**The exercise**
Find and copy lines holding "Feature".
— start of Extracted data —
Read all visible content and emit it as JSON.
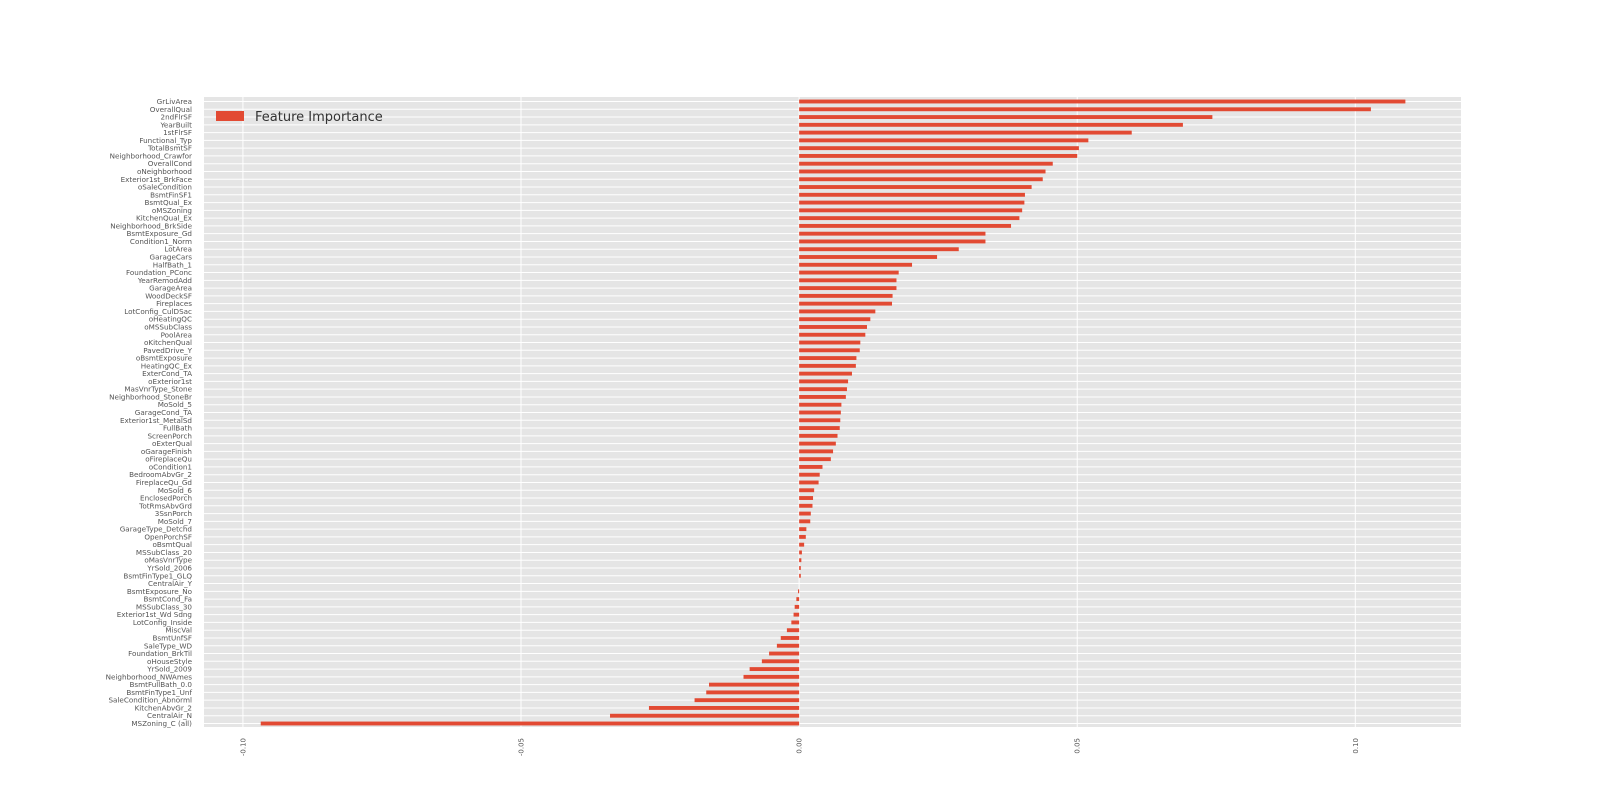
{
  "chart_data": {
    "type": "bar",
    "orientation": "horizontal",
    "series": [
      {
        "name": "Feature Importance",
        "color": "#E24A33"
      }
    ],
    "legend": {
      "label": "Feature Importance",
      "placement": "top-left"
    },
    "xlim": [
      -0.107,
      0.119
    ],
    "xticks": [
      {
        "value": -0.1,
        "label": "-0.10"
      },
      {
        "value": -0.05,
        "label": "-0.05"
      },
      {
        "value": 0.0,
        "label": "0.00"
      },
      {
        "value": 0.05,
        "label": "0.05"
      },
      {
        "value": 0.1,
        "label": "0.10"
      }
    ],
    "grid": true,
    "background_color": "#E5E5E5",
    "grid_color": "#FFFFFF",
    "bar_color": "#E24A33",
    "categories": [
      "GrLivArea",
      "OverallQual",
      "2ndFlrSF",
      "YearBuilt",
      "1stFlrSF",
      "Functional_Typ",
      "TotalBsmtSF",
      "Neighborhood_Crawfor",
      "OverallCond",
      "oNeighborhood",
      "Exterior1st_BrkFace",
      "oSaleCondition",
      "BsmtFinSF1",
      "BsmtQual_Ex",
      "oMSZoning",
      "KitchenQual_Ex",
      "Neighborhood_BrkSide",
      "BsmtExposure_Gd",
      "Condition1_Norm",
      "LotArea",
      "GarageCars",
      "HalfBath_1",
      "Foundation_PConc",
      "YearRemodAdd",
      "GarageArea",
      "WoodDeckSF",
      "Fireplaces",
      "LotConfig_CulDSac",
      "oHeatingQC",
      "oMSSubClass",
      "PoolArea",
      "oKitchenQual",
      "PavedDrive_Y",
      "oBsmtExposure",
      "HeatingQC_Ex",
      "ExterCond_TA",
      "oExterior1st",
      "MasVnrType_Stone",
      "Neighborhood_StoneBr",
      "MoSold_5",
      "GarageCond_TA",
      "Exterior1st_MetalSd",
      "FullBath",
      "ScreenPorch",
      "oExterQual",
      "oGarageFinish",
      "oFireplaceQu",
      "oCondition1",
      "BedroomAbvGr_2",
      "FireplaceQu_Gd",
      "MoSold_6",
      "EnclosedPorch",
      "TotRmsAbvGrd",
      "3SsnPorch",
      "MoSold_7",
      "GarageType_Detchd",
      "OpenPorchSF",
      "oBsmtQual",
      "MSSubClass_20",
      "oMasVnrType",
      "YrSold_2006",
      "BsmtFinType1_GLQ",
      "CentralAir_Y",
      "BsmtExposure_No",
      "BsmtCond_Fa",
      "MSSubClass_30",
      "Exterior1st_Wd Sdng",
      "LotConfig_Inside",
      "MiscVal",
      "BsmtUnfSF",
      "SaleType_WD",
      "Foundation_BrkTil",
      "oHouseStyle",
      "YrSold_2009",
      "Neighborhood_NWAmes",
      "BsmtFullBath_0.0",
      "BsmtFinType1_Unf",
      "SaleCondition_Abnorml",
      "KitchenAbvGr_2",
      "CentralAir_N",
      "MSZoning_C (all)"
    ],
    "values": [
      0.109,
      0.1028,
      0.0743,
      0.069,
      0.0598,
      0.052,
      0.0503,
      0.05,
      0.0456,
      0.0443,
      0.0438,
      0.0418,
      0.0406,
      0.0405,
      0.0401,
      0.0396,
      0.0381,
      0.0335,
      0.0335,
      0.0287,
      0.0248,
      0.0203,
      0.0179,
      0.0175,
      0.0175,
      0.0168,
      0.0167,
      0.0137,
      0.0128,
      0.0122,
      0.0119,
      0.011,
      0.0109,
      0.0103,
      0.0102,
      0.0095,
      0.0088,
      0.0086,
      0.0084,
      0.0076,
      0.0075,
      0.0074,
      0.0073,
      0.0069,
      0.0066,
      0.0061,
      0.0057,
      0.0042,
      0.0037,
      0.0035,
      0.0027,
      0.0025,
      0.0024,
      0.0021,
      0.002,
      0.0013,
      0.0012,
      0.0009,
      0.0005,
      0.0004,
      0.0003,
      0.0003,
      0.0,
      -0.0002,
      -0.0005,
      -0.0008,
      -0.001,
      -0.0014,
      -0.0022,
      -0.0033,
      -0.004,
      -0.0054,
      -0.0067,
      -0.0089,
      -0.01,
      -0.0162,
      -0.0167,
      -0.0188,
      -0.027,
      -0.034,
      -0.0968
    ]
  }
}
— end of Extracted data —
**Exercise result**
        "name": "Feature Importance",
      "label": "Feature Importance",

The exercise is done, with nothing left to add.